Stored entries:
↓

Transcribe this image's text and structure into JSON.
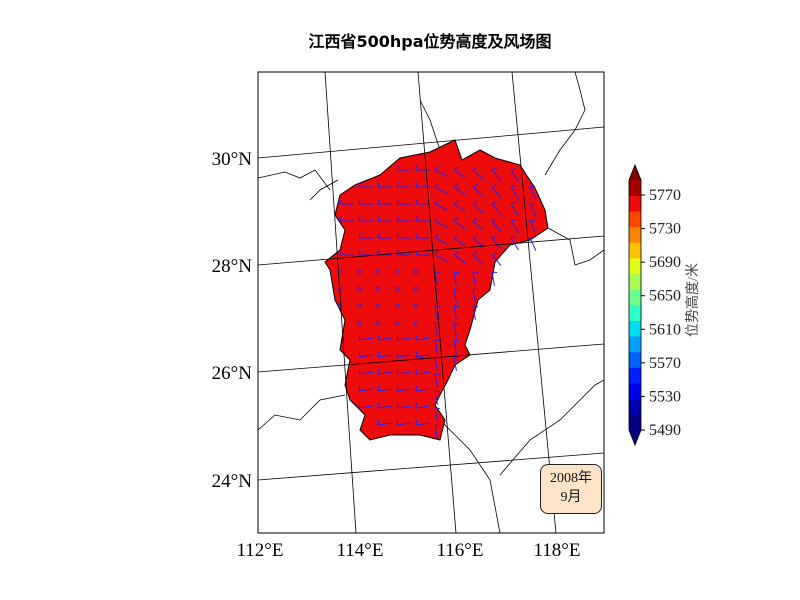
{
  "title": "江西省500hpa位势高度及风场图",
  "map": {
    "lat_labels": [
      "30°N",
      "28°N",
      "26°N",
      "24°N"
    ],
    "lon_labels": [
      "112°E",
      "114°E",
      "116°E",
      "118°E"
    ],
    "fill_color": "#ee0b0b",
    "barb_color": "#2222ee"
  },
  "colorbar": {
    "label": "位势高度/米",
    "ticks": [
      "5770",
      "5730",
      "5690",
      "5650",
      "5610",
      "5570",
      "5530",
      "5490"
    ],
    "colors": [
      "#000080",
      "#0000b2",
      "#0000ee",
      "#0020ff",
      "#0060ff",
      "#00a0ff",
      "#00dcf0",
      "#30ffc6",
      "#6bff8d",
      "#a6ff52",
      "#e1ff16",
      "#ffc200",
      "#ff8400",
      "#ff4700",
      "#ee0b0b",
      "#a30000"
    ],
    "extend_low": "#000080",
    "extend_high": "#800000"
  },
  "date_box": {
    "line1": "2008年",
    "line2": "9月"
  }
}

↑

◆ What to do:
The data should be printed again unchanged; leave its pictures out.

◆ Result for this task:
Transcribe this image's text and structure into JSON.
{
  "title": "江西省500hpa位势高度及风场图",
  "map": {
    "lat_labels": [
      "30°N",
      "28°N",
      "26°N",
      "24°N"
    ],
    "lon_labels": [
      "112°E",
      "114°E",
      "116°E",
      "118°E"
    ],
    "fill_color": "#ee0b0b",
    "barb_color": "#2222ee"
  },
  "colorbar": {
    "label": "位势高度/米",
    "ticks": [
      "5770",
      "5730",
      "5690",
      "5650",
      "5610",
      "5570",
      "5530",
      "5490"
    ],
    "colors": [
      "#000080",
      "#0000b2",
      "#0000ee",
      "#0020ff",
      "#0060ff",
      "#00a0ff",
      "#00dcf0",
      "#30ffc6",
      "#6bff8d",
      "#a6ff52",
      "#e1ff16",
      "#ffc200",
      "#ff8400",
      "#ff4700",
      "#ee0b0b",
      "#a30000"
    ],
    "extend_low": "#000080",
    "extend_high": "#800000"
  },
  "date_box": {
    "line1": "2008年",
    "line2": "9月"
  }
}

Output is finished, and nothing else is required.